— DESCRIPTION OF THE TASK —
Your task is to extract every line from the material below exactly.

((

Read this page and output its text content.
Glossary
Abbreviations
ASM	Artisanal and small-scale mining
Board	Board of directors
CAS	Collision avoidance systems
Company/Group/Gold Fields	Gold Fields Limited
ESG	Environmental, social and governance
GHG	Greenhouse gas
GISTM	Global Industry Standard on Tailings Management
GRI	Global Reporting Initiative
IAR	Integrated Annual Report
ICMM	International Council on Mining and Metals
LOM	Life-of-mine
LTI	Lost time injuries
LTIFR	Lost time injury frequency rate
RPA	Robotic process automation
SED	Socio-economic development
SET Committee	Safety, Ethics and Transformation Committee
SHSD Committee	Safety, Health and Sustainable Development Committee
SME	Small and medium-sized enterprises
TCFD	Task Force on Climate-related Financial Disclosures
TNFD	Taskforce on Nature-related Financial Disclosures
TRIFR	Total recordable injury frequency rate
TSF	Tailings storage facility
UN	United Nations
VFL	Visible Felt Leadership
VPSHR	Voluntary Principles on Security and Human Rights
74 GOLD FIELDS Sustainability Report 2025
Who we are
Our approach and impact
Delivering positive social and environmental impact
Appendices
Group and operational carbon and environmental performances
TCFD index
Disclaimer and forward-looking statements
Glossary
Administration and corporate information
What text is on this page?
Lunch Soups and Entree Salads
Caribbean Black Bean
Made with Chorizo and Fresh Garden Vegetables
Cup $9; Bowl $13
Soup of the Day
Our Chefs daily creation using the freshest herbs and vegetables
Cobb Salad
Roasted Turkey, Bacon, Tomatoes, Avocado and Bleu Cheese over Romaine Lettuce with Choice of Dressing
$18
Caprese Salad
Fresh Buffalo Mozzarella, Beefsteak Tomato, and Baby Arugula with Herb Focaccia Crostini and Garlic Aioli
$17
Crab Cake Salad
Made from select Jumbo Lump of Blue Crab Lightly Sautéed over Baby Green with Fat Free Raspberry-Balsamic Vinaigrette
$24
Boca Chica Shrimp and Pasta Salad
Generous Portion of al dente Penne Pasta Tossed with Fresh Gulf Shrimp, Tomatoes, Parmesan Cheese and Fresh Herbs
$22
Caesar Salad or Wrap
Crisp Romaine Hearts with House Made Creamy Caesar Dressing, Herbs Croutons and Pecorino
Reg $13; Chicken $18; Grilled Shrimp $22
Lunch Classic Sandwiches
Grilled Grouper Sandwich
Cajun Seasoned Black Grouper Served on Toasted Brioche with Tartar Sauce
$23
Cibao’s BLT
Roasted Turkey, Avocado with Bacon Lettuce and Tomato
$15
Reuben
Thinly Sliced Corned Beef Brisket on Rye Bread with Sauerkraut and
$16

))

— SOLUTION —
Read this page and output its text content.
Glossary
Abbreviations
ASM	Artisanal and small-scale mining
Board	Board of directors
CAS	Collision avoidance systems
Company/Group/Gold Fields	Gold Fields Limited
ESG	Environmental, social and governance
GHG	Greenhouse gas
GISTM	Global Industry Standard on Tailings Management
GRI	Global Reporting Initiative
IAR	Integrated Annual Report
ICMM	International Council on Mining and Metals
LOM	Life-of-mine
LTI	Lost time injuries
LTIFR	Lost time injury frequency rate
RPA	Robotic process automation
SED	Socio-economic development
SET Committee	Safety, Ethics and Transformation Committee
SHSD Committee	Safety, Health and Sustainable Development Committee
SME	Small and medium-sized enterprises
TCFD	Task Force on Climate-related Financial Disclosures
TNFD	Taskforce on Nature-related Financial Disclosures
TRIFR	Total recordable injury frequency rate
TSF	Tailings storage facility
UN	United Nations
VFL	Visible Felt Leadership
VPSHR	Voluntary Principles on Security and Human Rights
74 GOLD FIELDS Sustainability Report 2025
Who we are
Our approach and impact
Delivering positive social and environmental impact
Appendices
Group and operational carbon and environmental performances
TCFD index
Disclaimer and forward-looking statements
Glossary
Administration and corporate information
What text is on this page?
Lunch Soups and Entree Salads
Caribbean Black Bean
Made with Chorizo and Fresh Garden Vegetables
Cup $9; Bowl $13
Soup of the Day
Our Chefs daily creation using the freshest herbs and vegetables
Cobb Salad
Roasted Turkey, Bacon, Tomatoes, Avocado and Bleu Cheese over Romaine Lettuce with Choice of Dressing
$18
Caprese Salad
Fresh Buffalo Mozzarella, Beefsteak Tomato, and Baby Arugula with Herb Focaccia Crostini and Garlic Aioli
$17
Crab Cake Salad
Made from select Jumbo Lump of Blue Crab Lightly Sautéed over Baby Green with Fat Free Raspberry-Balsamic Vinaigrette
$24
Boca Chica Shrimp and Pasta Salad
Generous Portion of al dente Penne Pasta Tossed with Fresh Gulf Shrimp, Tomatoes, Parmesan Cheese and Fresh Herbs
$22
Caesar Salad or Wrap
Crisp Romaine Hearts with House Made Creamy Caesar Dressing, Herbs Croutons and Pecorino
Reg $13; Chicken $18; Grilled Shrimp $22
Lunch Classic Sandwiches
Grilled Grouper Sandwich
Cajun Seasoned Black Grouper Served on Toasted Brioche with Tartar Sauce
$23
Cibao’s BLT
Roasted Turkey, Avocado with Bacon Lettuce and Tomato
$15
Reuben
Thinly Sliced Corned Beef Brisket on Rye Bread with Sauerkraut and
$16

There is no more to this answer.